%%

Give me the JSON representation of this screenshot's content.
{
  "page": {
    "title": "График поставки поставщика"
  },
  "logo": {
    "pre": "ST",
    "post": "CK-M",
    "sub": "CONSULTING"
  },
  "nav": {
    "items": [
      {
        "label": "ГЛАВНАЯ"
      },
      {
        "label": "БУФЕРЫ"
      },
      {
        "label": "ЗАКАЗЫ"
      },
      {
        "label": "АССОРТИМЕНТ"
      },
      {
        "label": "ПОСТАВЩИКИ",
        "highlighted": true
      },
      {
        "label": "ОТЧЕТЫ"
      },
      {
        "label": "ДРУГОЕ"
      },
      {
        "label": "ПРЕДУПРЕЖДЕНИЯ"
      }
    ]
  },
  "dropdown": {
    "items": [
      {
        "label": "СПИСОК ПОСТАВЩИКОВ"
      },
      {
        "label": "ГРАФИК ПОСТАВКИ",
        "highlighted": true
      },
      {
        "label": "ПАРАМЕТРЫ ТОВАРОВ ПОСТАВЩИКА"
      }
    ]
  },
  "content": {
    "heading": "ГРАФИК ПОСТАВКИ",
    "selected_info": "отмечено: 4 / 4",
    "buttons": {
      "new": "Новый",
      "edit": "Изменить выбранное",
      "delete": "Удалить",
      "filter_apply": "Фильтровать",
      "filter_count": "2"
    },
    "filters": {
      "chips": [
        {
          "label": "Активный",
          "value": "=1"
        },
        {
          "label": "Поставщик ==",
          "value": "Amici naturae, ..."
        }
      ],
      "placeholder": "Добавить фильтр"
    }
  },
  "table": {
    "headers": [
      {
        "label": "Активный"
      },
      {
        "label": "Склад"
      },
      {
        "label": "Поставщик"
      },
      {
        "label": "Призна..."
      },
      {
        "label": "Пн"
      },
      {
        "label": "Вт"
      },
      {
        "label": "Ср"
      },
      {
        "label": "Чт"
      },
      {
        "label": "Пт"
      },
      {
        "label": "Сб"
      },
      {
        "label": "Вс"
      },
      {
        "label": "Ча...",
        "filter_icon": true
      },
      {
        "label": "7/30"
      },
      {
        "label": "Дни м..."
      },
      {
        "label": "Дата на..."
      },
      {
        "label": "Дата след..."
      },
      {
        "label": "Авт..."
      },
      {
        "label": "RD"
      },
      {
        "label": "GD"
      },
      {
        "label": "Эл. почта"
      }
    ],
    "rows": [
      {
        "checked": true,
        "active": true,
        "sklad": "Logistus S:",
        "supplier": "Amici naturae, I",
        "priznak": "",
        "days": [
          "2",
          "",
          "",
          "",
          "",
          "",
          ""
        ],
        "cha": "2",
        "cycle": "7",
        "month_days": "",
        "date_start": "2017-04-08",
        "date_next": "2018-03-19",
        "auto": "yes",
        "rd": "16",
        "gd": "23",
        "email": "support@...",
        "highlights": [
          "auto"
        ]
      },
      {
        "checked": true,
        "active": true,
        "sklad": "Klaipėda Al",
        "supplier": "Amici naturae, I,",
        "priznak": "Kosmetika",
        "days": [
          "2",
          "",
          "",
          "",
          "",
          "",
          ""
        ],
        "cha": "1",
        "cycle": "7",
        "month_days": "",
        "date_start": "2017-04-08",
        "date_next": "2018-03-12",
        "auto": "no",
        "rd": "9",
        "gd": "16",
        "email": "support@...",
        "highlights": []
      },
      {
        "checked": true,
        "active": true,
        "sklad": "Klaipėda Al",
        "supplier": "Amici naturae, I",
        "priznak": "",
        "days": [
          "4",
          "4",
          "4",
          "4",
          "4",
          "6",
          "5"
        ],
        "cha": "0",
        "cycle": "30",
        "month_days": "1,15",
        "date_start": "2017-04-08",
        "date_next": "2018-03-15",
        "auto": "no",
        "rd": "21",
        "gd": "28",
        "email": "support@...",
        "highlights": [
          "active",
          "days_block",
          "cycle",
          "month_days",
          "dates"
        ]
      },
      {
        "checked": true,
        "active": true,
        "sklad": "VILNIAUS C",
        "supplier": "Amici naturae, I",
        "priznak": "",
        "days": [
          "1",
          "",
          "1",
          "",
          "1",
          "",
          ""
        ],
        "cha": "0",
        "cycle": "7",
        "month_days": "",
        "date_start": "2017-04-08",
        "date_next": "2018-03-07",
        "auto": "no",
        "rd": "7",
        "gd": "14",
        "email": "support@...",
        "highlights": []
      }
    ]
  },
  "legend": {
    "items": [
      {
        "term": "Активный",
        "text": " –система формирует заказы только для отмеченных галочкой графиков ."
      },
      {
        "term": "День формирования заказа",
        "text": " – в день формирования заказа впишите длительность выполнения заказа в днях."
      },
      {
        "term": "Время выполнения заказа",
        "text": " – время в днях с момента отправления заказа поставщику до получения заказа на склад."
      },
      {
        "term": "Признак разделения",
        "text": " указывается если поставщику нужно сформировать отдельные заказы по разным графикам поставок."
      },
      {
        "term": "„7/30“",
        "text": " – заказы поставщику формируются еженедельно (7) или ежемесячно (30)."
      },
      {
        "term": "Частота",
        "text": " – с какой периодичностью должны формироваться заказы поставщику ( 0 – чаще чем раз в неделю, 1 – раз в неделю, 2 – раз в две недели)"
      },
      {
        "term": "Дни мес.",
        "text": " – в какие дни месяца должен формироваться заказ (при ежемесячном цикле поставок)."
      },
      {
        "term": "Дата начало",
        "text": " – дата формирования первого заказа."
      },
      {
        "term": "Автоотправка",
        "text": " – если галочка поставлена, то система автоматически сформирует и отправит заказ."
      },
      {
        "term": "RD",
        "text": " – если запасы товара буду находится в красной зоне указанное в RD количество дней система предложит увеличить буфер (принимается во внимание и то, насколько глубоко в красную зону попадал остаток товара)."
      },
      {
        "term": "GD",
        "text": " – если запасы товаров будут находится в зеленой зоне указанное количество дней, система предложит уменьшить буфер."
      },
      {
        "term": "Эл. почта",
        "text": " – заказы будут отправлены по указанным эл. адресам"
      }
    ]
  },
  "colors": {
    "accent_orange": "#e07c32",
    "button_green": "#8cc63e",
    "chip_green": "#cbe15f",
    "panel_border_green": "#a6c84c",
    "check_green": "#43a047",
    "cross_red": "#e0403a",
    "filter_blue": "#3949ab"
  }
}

%%

WHAT YOU NEED TO DO => Read through the entries and copy each line in which "запасы" appears.

ANSWER TO THIS TASK =>
        "text": " – если запасы товара буду находится в красной зоне указанное в RD количество дней система предложит увеличить буфер (принимается во внимание и то, насколько глубоко в красную зону попадал остаток товара)."
        "text": " – если запасы товаров будут находится в зеленой зоне указанное количество дней, система предложит уменьшить буфер."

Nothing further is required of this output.